## Provided entries
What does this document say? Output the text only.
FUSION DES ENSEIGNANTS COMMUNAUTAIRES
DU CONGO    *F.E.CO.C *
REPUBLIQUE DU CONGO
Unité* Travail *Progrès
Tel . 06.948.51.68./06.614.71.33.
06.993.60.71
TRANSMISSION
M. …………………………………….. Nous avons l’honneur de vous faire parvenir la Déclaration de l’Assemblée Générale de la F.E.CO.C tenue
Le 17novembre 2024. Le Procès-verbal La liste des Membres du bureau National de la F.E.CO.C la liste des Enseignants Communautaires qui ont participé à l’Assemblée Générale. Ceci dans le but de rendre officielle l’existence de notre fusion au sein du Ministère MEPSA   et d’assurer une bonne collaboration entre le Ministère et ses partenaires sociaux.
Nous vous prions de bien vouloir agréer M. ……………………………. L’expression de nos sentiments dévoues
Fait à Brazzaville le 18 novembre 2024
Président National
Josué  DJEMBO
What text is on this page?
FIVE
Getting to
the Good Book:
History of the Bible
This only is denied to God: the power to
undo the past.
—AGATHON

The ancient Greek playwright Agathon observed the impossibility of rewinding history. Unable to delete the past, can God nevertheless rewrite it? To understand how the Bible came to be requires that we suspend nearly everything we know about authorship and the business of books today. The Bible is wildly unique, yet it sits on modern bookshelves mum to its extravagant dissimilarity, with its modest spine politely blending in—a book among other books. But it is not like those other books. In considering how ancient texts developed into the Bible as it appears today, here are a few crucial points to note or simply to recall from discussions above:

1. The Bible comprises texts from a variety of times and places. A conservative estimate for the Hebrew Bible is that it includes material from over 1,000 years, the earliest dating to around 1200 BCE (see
...
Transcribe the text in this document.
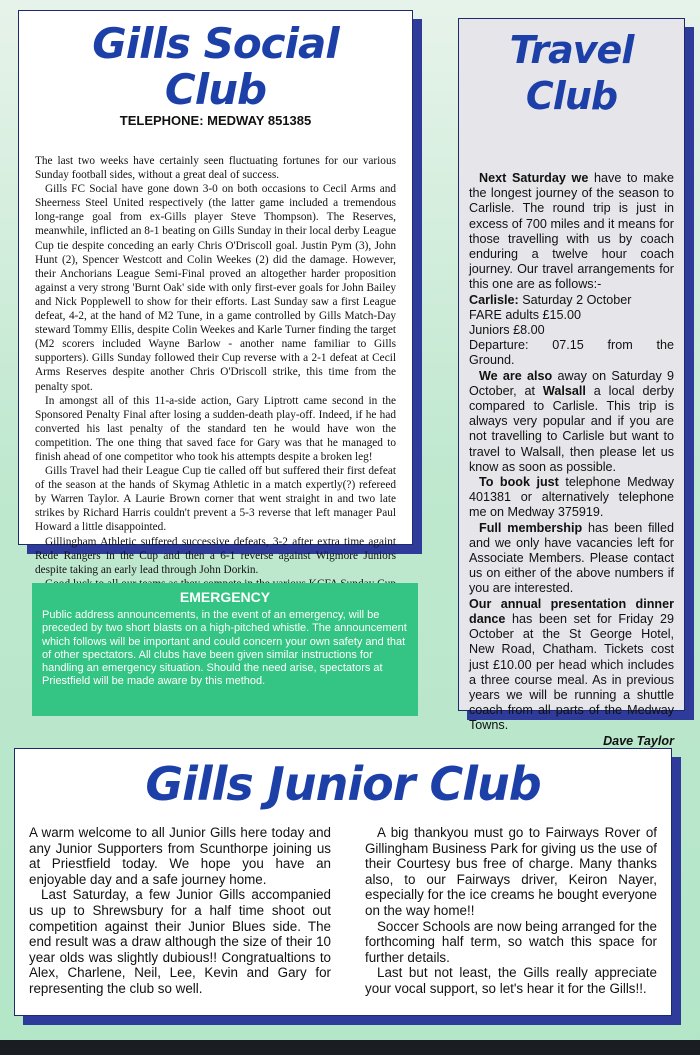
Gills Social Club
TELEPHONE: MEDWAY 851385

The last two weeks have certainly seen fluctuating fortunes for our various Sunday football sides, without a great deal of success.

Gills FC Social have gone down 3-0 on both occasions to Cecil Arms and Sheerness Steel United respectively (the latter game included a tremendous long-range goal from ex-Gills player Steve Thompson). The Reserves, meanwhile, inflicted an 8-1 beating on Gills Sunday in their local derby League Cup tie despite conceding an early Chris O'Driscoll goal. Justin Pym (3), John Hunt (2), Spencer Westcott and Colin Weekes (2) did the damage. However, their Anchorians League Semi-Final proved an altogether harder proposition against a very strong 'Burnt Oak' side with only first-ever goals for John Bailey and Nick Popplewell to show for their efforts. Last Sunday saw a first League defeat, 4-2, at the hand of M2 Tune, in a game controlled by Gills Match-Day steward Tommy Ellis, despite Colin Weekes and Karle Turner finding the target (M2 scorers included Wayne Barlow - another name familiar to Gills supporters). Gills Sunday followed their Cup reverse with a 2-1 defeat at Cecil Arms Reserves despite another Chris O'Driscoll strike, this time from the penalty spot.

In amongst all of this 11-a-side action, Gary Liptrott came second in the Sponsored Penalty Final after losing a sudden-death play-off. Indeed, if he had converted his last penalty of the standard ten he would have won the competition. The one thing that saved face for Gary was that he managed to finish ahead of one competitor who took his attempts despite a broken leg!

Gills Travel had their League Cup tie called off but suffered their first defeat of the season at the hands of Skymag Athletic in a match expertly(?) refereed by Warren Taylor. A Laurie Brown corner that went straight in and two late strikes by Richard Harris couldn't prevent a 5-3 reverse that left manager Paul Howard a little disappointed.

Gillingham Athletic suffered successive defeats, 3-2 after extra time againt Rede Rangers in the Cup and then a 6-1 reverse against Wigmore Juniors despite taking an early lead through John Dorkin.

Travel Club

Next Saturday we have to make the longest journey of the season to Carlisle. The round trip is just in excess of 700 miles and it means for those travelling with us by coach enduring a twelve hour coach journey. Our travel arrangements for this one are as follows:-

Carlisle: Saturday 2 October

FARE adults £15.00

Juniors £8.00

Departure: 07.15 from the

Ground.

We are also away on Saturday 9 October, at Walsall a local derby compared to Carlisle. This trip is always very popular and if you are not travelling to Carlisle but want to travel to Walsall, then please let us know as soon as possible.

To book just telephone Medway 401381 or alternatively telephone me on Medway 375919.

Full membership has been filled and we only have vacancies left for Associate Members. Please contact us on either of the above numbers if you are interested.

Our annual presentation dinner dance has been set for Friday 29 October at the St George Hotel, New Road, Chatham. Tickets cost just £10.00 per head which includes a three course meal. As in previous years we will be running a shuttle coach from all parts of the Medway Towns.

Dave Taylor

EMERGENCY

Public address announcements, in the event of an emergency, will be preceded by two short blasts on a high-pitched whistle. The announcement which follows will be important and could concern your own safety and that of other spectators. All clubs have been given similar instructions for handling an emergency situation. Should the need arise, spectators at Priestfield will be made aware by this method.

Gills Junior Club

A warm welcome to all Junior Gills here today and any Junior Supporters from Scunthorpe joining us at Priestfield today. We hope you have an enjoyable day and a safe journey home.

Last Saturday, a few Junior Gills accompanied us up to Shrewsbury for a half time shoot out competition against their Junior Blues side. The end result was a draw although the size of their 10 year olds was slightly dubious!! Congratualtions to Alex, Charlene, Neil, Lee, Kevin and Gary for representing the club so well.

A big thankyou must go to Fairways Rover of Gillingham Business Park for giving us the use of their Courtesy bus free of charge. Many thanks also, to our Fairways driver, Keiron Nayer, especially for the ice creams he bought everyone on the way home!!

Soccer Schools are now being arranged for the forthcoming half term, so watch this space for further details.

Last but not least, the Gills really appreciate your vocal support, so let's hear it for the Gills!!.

## Task to carry out
From the listing above, collect every line that mentions the word "also".

## Written response
We are also away on Saturday 9 October, at Walsall a local derby compared to Carlisle. This trip is always very popular and if you are not travelling to Carlisle but want to travel to Walsall, then please let us know as soon as possible.
A big thankyou must go to Fairways Rover of Gillingham Business Park for giving us the use of their Courtesy bus free of charge. Many thanks also, to our Fairways driver, Keiron Nayer, especially for the ice creams he bought everyone on the way home!!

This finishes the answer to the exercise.